- [Given exercise] Return all lines where the word "this" can be found.

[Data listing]
** start **

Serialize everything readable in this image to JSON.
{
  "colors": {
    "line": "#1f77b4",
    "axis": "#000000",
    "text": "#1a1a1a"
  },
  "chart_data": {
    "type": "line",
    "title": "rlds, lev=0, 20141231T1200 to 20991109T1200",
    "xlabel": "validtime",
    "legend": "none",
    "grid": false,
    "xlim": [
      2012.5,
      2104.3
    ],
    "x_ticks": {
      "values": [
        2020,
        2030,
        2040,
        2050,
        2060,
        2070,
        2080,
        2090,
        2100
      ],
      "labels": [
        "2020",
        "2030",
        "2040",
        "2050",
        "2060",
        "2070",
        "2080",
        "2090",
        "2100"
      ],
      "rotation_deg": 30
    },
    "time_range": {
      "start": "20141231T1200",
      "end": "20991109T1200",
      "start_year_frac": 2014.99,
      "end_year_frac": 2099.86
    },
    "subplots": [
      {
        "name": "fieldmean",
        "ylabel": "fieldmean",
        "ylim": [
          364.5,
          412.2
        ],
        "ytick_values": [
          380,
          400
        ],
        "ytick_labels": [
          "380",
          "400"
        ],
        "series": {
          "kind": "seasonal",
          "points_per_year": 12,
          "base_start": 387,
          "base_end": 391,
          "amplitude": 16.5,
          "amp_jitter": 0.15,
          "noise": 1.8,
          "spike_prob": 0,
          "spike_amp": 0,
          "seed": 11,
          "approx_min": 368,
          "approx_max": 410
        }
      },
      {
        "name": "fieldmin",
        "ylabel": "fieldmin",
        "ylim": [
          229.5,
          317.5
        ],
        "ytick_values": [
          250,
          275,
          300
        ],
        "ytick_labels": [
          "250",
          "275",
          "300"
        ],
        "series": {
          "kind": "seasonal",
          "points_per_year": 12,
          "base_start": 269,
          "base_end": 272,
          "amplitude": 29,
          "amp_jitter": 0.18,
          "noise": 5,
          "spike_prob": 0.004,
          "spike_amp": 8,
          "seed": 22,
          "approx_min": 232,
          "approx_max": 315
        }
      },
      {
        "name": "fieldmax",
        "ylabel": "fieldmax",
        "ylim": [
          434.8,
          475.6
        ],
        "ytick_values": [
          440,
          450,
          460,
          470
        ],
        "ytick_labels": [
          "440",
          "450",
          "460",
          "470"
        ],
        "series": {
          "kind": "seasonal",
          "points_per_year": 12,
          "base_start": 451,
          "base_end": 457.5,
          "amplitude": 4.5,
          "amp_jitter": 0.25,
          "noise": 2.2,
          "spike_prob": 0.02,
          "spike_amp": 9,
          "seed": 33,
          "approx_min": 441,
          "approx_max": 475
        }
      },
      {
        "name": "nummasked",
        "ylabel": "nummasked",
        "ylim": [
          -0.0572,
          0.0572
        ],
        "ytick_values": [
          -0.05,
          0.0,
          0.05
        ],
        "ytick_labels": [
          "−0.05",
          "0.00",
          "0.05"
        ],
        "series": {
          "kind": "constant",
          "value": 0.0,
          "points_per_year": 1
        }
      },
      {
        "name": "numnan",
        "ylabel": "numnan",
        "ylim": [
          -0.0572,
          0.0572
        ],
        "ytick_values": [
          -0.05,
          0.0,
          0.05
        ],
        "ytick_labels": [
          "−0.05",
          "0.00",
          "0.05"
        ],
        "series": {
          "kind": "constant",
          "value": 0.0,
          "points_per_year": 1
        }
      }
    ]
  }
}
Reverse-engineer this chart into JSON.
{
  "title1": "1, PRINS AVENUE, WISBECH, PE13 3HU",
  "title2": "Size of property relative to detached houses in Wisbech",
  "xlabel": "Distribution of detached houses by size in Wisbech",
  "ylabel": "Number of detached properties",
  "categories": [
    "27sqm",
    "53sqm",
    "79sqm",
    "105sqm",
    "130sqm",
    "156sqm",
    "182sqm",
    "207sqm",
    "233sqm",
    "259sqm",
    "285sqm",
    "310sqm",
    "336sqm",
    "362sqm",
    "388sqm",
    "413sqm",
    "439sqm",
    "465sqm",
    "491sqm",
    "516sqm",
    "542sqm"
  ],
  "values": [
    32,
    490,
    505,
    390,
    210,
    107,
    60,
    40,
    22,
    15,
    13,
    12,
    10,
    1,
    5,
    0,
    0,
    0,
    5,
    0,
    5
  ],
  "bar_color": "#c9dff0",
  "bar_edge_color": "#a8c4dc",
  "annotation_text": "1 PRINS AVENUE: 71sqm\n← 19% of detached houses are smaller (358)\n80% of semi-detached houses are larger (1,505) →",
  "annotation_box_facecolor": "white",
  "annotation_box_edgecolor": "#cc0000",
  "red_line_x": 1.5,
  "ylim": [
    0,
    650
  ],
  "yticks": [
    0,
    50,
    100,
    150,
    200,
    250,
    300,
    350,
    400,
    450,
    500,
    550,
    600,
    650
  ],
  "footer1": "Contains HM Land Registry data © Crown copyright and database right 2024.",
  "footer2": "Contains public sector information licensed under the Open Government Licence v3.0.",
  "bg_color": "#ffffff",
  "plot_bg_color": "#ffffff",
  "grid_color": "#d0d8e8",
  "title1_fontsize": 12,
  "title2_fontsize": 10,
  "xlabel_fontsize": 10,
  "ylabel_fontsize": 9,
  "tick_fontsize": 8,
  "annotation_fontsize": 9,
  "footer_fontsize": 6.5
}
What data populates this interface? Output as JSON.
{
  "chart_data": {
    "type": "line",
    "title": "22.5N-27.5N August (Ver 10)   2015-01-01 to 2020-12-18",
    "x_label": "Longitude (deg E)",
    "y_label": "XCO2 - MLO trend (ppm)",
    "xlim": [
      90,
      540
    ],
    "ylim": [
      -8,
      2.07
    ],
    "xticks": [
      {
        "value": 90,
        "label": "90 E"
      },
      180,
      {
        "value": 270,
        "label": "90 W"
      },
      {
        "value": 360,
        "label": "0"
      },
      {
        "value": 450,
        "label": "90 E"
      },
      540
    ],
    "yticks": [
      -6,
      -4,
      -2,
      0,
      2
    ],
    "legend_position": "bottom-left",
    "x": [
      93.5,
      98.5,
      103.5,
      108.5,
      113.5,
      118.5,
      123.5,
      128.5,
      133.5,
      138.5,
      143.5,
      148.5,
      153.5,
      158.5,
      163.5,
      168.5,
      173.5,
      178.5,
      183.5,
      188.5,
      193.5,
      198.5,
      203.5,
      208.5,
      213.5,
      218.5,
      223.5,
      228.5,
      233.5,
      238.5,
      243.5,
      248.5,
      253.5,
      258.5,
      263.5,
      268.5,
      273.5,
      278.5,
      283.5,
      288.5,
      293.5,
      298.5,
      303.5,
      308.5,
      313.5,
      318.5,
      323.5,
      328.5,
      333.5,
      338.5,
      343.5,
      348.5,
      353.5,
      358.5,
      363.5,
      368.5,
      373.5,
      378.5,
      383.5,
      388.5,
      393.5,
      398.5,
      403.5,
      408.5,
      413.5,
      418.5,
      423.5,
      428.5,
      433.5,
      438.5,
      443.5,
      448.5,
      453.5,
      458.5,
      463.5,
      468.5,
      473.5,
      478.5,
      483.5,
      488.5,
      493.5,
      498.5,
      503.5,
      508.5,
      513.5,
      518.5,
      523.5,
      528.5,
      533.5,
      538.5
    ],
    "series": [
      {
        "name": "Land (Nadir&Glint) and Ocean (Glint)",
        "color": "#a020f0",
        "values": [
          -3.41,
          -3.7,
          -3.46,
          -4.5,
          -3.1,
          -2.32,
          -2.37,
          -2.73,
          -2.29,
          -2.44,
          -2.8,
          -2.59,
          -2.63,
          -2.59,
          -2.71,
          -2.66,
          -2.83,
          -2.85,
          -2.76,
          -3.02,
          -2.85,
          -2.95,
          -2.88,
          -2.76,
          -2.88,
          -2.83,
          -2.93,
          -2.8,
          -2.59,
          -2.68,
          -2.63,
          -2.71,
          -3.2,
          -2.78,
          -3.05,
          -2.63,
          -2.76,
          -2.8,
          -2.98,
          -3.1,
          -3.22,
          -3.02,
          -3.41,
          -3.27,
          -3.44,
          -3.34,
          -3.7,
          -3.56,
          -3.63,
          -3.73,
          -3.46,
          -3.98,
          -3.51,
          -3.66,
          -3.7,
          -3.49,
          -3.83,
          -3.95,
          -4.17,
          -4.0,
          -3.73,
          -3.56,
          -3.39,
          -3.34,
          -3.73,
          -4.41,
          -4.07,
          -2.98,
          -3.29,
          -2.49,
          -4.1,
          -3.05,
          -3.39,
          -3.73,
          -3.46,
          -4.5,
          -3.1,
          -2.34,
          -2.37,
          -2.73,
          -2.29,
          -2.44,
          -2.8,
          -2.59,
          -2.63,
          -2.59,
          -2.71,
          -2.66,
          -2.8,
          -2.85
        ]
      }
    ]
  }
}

** end **

- [Solution to the problem]
Serialize everything readable in this image to JSON.
Reverse-engineer this chart into JSON.
What data populates this interface? Output as JSON.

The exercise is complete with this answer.